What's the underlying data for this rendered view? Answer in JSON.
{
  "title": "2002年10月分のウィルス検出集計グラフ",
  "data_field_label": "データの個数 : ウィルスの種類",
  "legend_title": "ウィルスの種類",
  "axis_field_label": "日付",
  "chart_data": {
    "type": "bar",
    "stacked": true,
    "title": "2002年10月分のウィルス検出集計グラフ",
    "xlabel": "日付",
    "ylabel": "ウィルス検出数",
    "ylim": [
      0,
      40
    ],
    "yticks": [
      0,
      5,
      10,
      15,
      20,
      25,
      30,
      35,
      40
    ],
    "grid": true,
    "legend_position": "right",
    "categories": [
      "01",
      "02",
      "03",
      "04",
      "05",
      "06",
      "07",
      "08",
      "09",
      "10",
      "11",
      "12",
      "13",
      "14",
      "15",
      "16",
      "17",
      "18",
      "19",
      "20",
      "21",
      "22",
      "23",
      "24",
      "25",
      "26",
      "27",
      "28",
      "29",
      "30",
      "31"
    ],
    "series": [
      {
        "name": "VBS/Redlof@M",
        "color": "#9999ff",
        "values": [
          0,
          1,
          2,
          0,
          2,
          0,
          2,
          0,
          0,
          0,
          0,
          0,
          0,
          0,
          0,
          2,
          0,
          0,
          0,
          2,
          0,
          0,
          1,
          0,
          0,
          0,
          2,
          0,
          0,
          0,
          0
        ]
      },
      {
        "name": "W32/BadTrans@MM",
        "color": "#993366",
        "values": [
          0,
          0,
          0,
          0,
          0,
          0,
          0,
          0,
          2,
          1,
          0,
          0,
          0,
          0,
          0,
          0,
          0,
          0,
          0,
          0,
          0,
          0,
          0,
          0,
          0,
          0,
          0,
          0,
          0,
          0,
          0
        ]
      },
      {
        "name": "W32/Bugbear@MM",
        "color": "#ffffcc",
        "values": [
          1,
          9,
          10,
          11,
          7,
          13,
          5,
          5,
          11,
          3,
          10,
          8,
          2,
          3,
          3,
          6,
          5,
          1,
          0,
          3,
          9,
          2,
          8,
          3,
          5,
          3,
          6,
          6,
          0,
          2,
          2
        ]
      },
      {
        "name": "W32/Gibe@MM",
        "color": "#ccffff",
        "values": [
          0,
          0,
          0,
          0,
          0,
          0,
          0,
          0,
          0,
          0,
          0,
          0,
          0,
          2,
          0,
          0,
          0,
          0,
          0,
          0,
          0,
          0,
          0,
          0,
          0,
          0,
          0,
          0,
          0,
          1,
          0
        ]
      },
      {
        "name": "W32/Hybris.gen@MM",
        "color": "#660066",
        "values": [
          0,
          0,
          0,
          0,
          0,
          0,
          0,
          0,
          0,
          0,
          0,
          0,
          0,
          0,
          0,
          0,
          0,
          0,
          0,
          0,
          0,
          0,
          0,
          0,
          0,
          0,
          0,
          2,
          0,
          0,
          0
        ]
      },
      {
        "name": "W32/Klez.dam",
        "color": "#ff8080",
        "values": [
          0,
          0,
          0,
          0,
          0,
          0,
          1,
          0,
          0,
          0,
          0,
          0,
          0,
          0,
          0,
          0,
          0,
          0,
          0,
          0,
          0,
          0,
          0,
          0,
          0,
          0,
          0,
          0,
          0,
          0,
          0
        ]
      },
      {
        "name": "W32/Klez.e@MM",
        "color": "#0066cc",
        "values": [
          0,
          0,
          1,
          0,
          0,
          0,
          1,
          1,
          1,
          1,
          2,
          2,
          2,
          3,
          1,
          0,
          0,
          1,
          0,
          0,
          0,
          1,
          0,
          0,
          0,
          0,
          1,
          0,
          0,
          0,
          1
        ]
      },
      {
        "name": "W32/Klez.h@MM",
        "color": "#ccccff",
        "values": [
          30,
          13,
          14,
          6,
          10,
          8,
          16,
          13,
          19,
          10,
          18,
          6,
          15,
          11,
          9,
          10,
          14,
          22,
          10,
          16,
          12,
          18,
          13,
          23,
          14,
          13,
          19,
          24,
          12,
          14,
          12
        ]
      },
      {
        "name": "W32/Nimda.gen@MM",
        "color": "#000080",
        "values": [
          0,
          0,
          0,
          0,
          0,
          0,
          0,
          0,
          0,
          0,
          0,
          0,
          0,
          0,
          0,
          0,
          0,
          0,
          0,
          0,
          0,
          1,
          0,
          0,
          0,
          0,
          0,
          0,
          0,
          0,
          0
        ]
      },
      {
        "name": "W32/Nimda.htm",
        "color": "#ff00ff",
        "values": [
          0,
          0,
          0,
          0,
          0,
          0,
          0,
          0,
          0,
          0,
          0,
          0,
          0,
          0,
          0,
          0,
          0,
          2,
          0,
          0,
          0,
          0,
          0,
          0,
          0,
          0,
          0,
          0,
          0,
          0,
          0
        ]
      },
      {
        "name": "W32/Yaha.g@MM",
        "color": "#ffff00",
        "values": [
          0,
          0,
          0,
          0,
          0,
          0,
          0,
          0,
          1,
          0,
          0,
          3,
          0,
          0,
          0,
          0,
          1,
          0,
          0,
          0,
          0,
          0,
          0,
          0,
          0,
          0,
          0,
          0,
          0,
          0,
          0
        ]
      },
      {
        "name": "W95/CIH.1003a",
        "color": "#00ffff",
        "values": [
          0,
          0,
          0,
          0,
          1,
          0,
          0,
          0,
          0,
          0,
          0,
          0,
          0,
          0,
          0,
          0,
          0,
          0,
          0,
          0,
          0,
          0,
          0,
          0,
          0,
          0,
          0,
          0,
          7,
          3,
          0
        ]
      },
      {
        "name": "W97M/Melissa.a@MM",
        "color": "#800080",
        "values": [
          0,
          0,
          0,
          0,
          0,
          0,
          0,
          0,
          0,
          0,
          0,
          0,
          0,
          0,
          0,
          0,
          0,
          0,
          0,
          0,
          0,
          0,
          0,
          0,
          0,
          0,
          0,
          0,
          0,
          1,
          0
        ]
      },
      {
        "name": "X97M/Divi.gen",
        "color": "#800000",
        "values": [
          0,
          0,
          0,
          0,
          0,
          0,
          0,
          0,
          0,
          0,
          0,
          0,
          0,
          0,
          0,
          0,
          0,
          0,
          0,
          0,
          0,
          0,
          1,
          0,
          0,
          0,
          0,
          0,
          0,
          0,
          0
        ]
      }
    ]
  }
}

····················

■ Task prompt: The entries above must be returned exactly.

■ The response:
What's the underlying data for this rendered view? Answer in JSON.
{
  "title": "2002年10月分のウィルス検出集計グラフ",
  "data_field_label": "データの個数 : ウィルスの種類",
  "legend_title": "ウィルスの種類",
  "axis_field_label": "日付",
  "chart_data": {
    "type": "bar",
    "stacked": true,
    "title": "2002年10月分のウィルス検出集計グラフ",
    "xlabel": "日付",
    "ylabel": "ウィルス検出数",
    "ylim": [
      0,
      40
    ],
    "yticks": [
      0,
      5,
      10,
      15,
      20,
      25,
      30,
      35,
      40
    ],
    "grid": true,
    "legend_position": "right",
    "categories": [
      "01",
      "02",
      "03",
      "04",
      "05",
      "06",
      "07",
      "08",
      "09",
      "10",
      "11",
      "12",
      "13",
      "14",
      "15",
      "16",
      "17",
      "18",
      "19",
      "20",
      "21",
      "22",
      "23",
      "24",
      "25",
      "26",
      "27",
      "28",
      "29",
      "30",
      "31"
    ],
    "series": [
      {
        "name": "VBS/Redlof@M",
        "color": "#9999ff",
        "values": [
          0,
          1,
          2,
          0,
          2,
          0,
          2,
          0,
          0,
          0,
          0,
          0,
          0,
          0,
          0,
          2,
          0,
          0,
          0,
          2,
          0,
          0,
          1,
          0,
          0,
          0,
          2,
          0,
          0,
          0,
          0
        ]
      },
      {
        "name": "W32/BadTrans@MM",
        "color": "#993366",
        "values": [
          0,
          0,
          0,
          0,
          0,
          0,
          0,
          0,
          2,
          1,
          0,
          0,
          0,
          0,
          0,
          0,
          0,
          0,
          0,
          0,
          0,
          0,
          0,
          0,
          0,
          0,
          0,
          0,
          0,
          0,
          0
        ]
      },
      {
        "name": "W32/Bugbear@MM",
        "color": "#ffffcc",
        "values": [
          1,
          9,
          10,
          11,
          7,
          13,
          5,
          5,
          11,
          3,
          10,
          8,
          2,
          3,
          3,
          6,
          5,
          1,
          0,
          3,
          9,
          2,
          8,
          3,
          5,
          3,
          6,
          6,
          0,
          2,
          2
        ]
      },
      {
        "name": "W32/Gibe@MM",
        "color": "#ccffff",
        "values": [
          0,
          0,
          0,
          0,
          0,
          0,
          0,
          0,
          0,
          0,
          0,
          0,
          0,
          2,
          0,
          0,
          0,
          0,
          0,
          0,
          0,
          0,
          0,
          0,
          0,
          0,
          0,
          0,
          0,
          1,
          0
        ]
      },
      {
        "name": "W32/Hybris.gen@MM",
        "color": "#660066",
        "values": [
          0,
          0,
          0,
          0,
          0,
          0,
          0,
          0,
          0,
          0,
          0,
          0,
          0,
          0,
          0,
          0,
          0,
          0,
          0,
          0,
          0,
          0,
          0,
          0,
          0,
          0,
          0,
          2,
          0,
          0,
          0
        ]
      },
      {
        "name": "W32/Klez.dam",
        "color": "#ff8080",
        "values": [
          0,
          0,
          0,
          0,
          0,
          0,
          1,
          0,
          0,
          0,
          0,
          0,
          0,
          0,
          0,
          0,
          0,
          0,
          0,
          0,
          0,
          0,
          0,
          0,
          0,
          0,
          0,
          0,
          0,
          0,
          0
        ]
      },
      {
        "name": "W32/Klez.e@MM",
        "color": "#0066cc",
        "values": [
          0,
          0,
          1,
          0,
          0,
          0,
          1,
          1,
          1,
          1,
          2,
          2,
          2,
          3,
          1,
          0,
          0,
          1,
          0,
          0,
          0,
          1,
          0,
          0,
          0,
          0,
          1,
          0,
          0,
          0,
          1
        ]
      },
      {
        "name": "W32/Klez.h@MM",
        "color": "#ccccff",
        "values": [
          30,
          13,
          14,
          6,
          10,
          8,
          16,
          13,
          19,
          10,
          18,
          6,
          15,
          11,
          9,
          10,
          14,
          22,
          10,
          16,
          12,
          18,
          13,
          23,
          14,
          13,
          19,
          24,
          12,
          14,
          12
        ]
      },
      {
        "name": "W32/Nimda.gen@MM",
        "color": "#000080",
        "values": [
          0,
          0,
          0,
          0,
          0,
          0,
          0,
          0,
          0,
          0,
          0,
          0,
          0,
          0,
          0,
          0,
          0,
          0,
          0,
          0,
          0,
          1,
          0,
          0,
          0,
          0,
          0,
          0,
          0,
          0,
          0
        ]
      },
      {
        "name": "W32/Nimda.htm",
        "color": "#ff00ff",
        "values": [
          0,
          0,
          0,
          0,
          0,
          0,
          0,
          0,
          0,
          0,
          0,
          0,
          0,
          0,
          0,
          0,
          0,
          2,
          0,
          0,
          0,
          0,
          0,
          0,
          0,
          0,
          0,
          0,
          0,
          0,
          0
        ]
      },
      {
        "name": "W32/Yaha.g@MM",
        "color": "#ffff00",
        "values": [
          0,
          0,
          0,
          0,
          0,
          0,
          0,
          0,
          1,
          0,
          0,
          3,
          0,
          0,
          0,
          0,
          1,
          0,
          0,
          0,
          0,
          0,
          0,
          0,
          0,
          0,
          0,
          0,
          0,
          0,
          0
        ]
      },
      {
        "name": "W95/CIH.1003a",
        "color": "#00ffff",
        "values": [
          0,
          0,
          0,
          0,
          1,
          0,
          0,
          0,
          0,
          0,
          0,
          0,
          0,
          0,
          0,
          0,
          0,
          0,
          0,
          0,
          0,
          0,
          0,
          0,
          0,
          0,
          0,
          0,
          7,
          3,
          0
        ]
      },
      {
        "name": "W97M/Melissa.a@MM",
        "color": "#800080",
        "values": [
          0,
          0,
          0,
          0,
          0,
          0,
          0,
          0,
          0,
          0,
          0,
          0,
          0,
          0,
          0,
          0,
          0,
          0,
          0,
          0,
          0,
          0,
          0,
          0,
          0,
          0,
          0,
          0,
          0,
          1,
          0
        ]
      },
      {
        "name": "X97M/Divi.gen",
        "color": "#800000",
        "values": [
          0,
          0,
          0,
          0,
          0,
          0,
          0,
          0,
          0,
          0,
          0,
          0,
          0,
          0,
          0,
          0,
          0,
          0,
          0,
          0,
          0,
          0,
          1,
          0,
          0,
          0,
          0,
          0,
          0,
          0,
          0
        ]
      }
    ]
  }
}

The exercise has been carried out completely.